- **Exercise details**: The records below are made of lines; count those holding the word "elektřiny" and give the number only.

[Start Raw data]

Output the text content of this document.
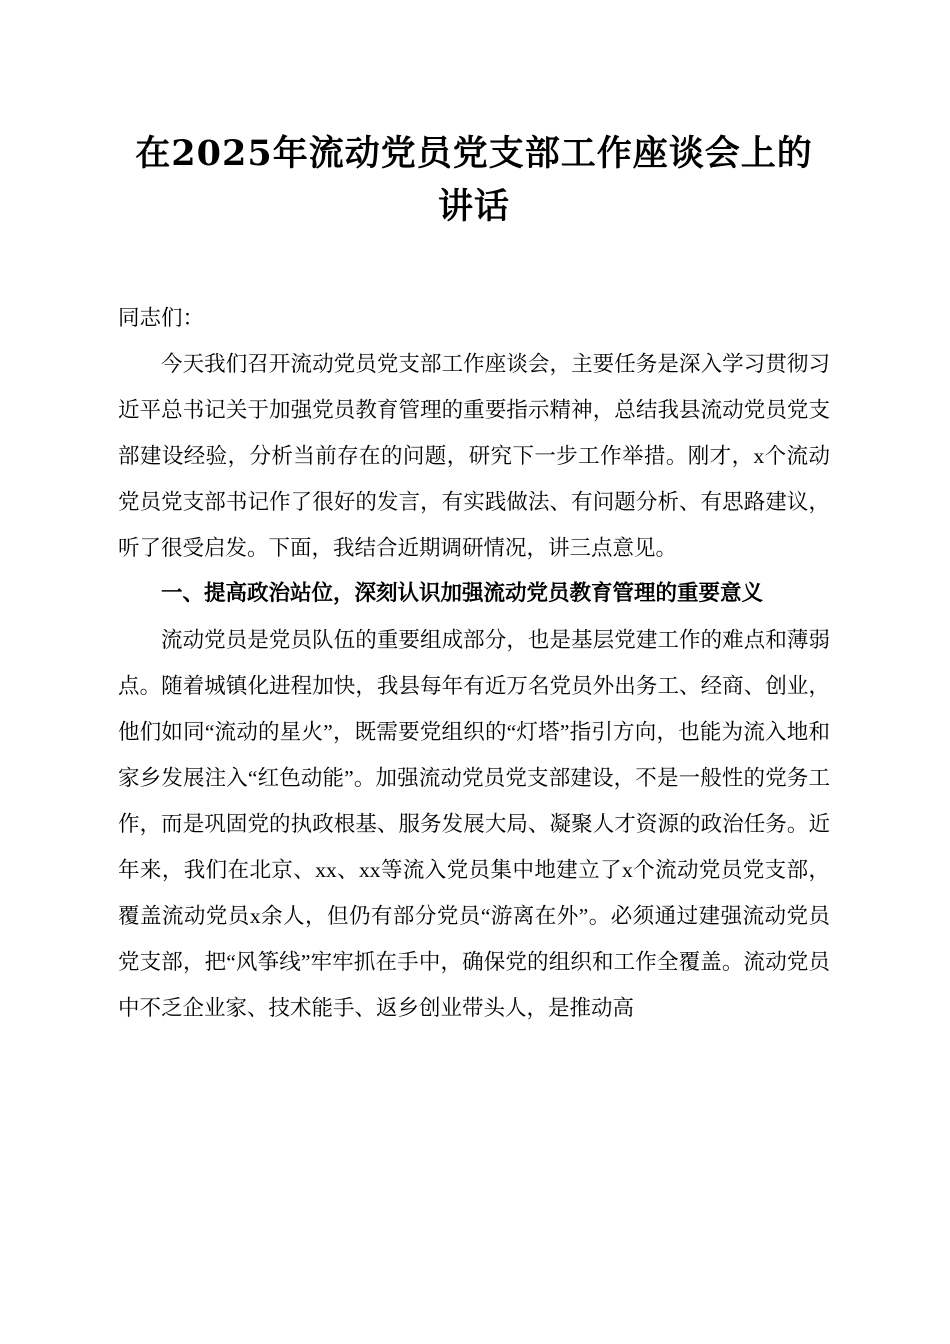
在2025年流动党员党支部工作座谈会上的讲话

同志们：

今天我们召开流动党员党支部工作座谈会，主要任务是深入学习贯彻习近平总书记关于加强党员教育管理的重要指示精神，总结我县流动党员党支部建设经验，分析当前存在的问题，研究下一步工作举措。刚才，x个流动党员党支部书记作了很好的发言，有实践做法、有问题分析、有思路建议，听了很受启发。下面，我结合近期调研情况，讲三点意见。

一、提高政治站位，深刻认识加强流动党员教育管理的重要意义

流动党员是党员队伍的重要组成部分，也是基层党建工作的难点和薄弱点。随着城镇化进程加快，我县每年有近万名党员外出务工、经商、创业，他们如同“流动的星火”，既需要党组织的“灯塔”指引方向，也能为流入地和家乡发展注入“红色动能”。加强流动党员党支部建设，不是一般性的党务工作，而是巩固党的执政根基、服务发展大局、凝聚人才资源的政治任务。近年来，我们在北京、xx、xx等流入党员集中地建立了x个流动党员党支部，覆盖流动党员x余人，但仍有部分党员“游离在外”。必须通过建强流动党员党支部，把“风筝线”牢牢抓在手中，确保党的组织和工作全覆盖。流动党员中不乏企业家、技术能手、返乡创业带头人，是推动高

[End Raw data]
[Start Raw data]

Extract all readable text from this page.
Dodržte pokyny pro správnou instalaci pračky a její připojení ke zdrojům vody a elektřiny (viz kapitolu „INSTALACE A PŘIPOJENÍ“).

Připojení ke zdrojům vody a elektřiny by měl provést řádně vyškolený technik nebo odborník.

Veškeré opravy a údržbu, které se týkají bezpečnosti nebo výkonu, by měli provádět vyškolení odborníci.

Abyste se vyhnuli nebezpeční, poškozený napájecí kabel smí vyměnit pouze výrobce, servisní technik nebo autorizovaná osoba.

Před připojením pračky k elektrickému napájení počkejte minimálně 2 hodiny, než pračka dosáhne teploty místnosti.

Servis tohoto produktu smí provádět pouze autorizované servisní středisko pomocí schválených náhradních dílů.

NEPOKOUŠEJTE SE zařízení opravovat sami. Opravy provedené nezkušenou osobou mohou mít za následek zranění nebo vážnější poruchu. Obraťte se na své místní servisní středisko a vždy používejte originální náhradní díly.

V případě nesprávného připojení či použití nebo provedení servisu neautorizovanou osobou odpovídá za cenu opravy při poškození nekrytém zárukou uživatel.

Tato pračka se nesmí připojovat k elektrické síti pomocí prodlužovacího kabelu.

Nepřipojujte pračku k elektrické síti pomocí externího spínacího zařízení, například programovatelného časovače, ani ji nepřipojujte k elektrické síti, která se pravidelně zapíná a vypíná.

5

[End Raw data]

- **Worked answer**: 2